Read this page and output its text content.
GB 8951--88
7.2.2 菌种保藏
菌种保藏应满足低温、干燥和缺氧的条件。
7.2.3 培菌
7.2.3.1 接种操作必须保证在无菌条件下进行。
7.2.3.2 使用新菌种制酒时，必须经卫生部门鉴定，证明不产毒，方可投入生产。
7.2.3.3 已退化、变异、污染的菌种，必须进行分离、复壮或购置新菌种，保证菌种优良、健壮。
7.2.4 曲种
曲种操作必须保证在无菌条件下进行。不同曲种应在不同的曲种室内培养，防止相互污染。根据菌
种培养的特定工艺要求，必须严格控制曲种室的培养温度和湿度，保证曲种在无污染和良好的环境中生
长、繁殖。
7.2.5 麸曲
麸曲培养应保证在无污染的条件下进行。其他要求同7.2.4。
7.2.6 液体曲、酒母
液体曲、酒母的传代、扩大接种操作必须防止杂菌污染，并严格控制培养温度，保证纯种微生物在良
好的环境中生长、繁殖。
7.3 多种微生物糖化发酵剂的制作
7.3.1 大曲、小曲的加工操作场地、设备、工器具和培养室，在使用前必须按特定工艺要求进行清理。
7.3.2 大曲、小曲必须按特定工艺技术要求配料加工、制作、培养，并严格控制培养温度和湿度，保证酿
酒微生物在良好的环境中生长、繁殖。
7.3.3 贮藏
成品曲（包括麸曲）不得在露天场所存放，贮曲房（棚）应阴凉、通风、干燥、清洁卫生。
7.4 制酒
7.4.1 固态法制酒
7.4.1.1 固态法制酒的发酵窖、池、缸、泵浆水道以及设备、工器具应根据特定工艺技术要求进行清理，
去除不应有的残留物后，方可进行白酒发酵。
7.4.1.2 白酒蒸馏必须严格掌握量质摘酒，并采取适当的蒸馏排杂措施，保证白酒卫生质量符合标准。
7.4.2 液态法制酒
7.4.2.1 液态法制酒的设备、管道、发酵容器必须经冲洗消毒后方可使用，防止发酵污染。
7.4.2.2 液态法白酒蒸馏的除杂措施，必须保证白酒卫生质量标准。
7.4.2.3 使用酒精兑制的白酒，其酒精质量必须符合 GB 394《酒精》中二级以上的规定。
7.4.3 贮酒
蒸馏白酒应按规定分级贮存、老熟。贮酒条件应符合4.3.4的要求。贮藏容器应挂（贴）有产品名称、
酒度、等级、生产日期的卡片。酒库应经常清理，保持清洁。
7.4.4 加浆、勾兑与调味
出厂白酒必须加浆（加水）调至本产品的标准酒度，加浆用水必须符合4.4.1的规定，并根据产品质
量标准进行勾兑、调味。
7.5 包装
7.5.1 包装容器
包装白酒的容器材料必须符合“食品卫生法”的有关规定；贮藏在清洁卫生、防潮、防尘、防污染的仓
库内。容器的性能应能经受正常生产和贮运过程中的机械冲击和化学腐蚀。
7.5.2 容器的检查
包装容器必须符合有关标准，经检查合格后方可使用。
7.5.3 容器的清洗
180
··········
> _PROMPT_
Copy all the records above precisely.

> _EXERCISE OUTPUT_
Read this page and output its text content.
GB 8951--88
7.2.2 菌种保藏
菌种保藏应满足低温、干燥和缺氧的条件。
7.2.3 培菌
7.2.3.1 接种操作必须保证在无菌条件下进行。
7.2.3.2 使用新菌种制酒时，必须经卫生部门鉴定，证明不产毒，方可投入生产。
7.2.3.3 已退化、变异、污染的菌种，必须进行分离、复壮或购置新菌种，保证菌种优良、健壮。
7.2.4 曲种
曲种操作必须保证在无菌条件下进行。不同曲种应在不同的曲种室内培养，防止相互污染。根据菌
种培养的特定工艺要求，必须严格控制曲种室的培养温度和湿度，保证曲种在无污染和良好的环境中生
长、繁殖。
7.2.5 麸曲
麸曲培养应保证在无污染的条件下进行。其他要求同7.2.4。
7.2.6 液体曲、酒母
液体曲、酒母的传代、扩大接种操作必须防止杂菌污染，并严格控制培养温度，保证纯种微生物在良
好的环境中生长、繁殖。
7.3 多种微生物糖化发酵剂的制作
7.3.1 大曲、小曲的加工操作场地、设备、工器具和培养室，在使用前必须按特定工艺要求进行清理。
7.3.2 大曲、小曲必须按特定工艺技术要求配料加工、制作、培养，并严格控制培养温度和湿度，保证酿
酒微生物在良好的环境中生长、繁殖。
7.3.3 贮藏
成品曲（包括麸曲）不得在露天场所存放，贮曲房（棚）应阴凉、通风、干燥、清洁卫生。
7.4 制酒
7.4.1 固态法制酒
7.4.1.1 固态法制酒的发酵窖、池、缸、泵浆水道以及设备、工器具应根据特定工艺技术要求进行清理，
去除不应有的残留物后，方可进行白酒发酵。
7.4.1.2 白酒蒸馏必须严格掌握量质摘酒，并采取适当的蒸馏排杂措施，保证白酒卫生质量符合标准。
7.4.2 液态法制酒
7.4.2.1 液态法制酒的设备、管道、发酵容器必须经冲洗消毒后方可使用，防止发酵污染。
7.4.2.2 液态法白酒蒸馏的除杂措施，必须保证白酒卫生质量标准。
7.4.2.3 使用酒精兑制的白酒，其酒精质量必须符合 GB 394《酒精》中二级以上的规定。
7.4.3 贮酒
蒸馏白酒应按规定分级贮存、老熟。贮酒条件应符合4.3.4的要求。贮藏容器应挂（贴）有产品名称、
酒度、等级、生产日期的卡片。酒库应经常清理，保持清洁。
7.4.4 加浆、勾兑与调味
出厂白酒必须加浆（加水）调至本产品的标准酒度，加浆用水必须符合4.4.1的规定，并根据产品质
量标准进行勾兑、调味。
7.5 包装
7.5.1 包装容器
包装白酒的容器材料必须符合“食品卫生法”的有关规定；贮藏在清洁卫生、防潮、防尘、防污染的仓
库内。容器的性能应能经受正常生产和贮运过程中的机械冲击和化学腐蚀。
7.5.2 容器的检查
包装容器必须符合有关标准，经检查合格后方可使用。
7.5.3 容器的清洗
180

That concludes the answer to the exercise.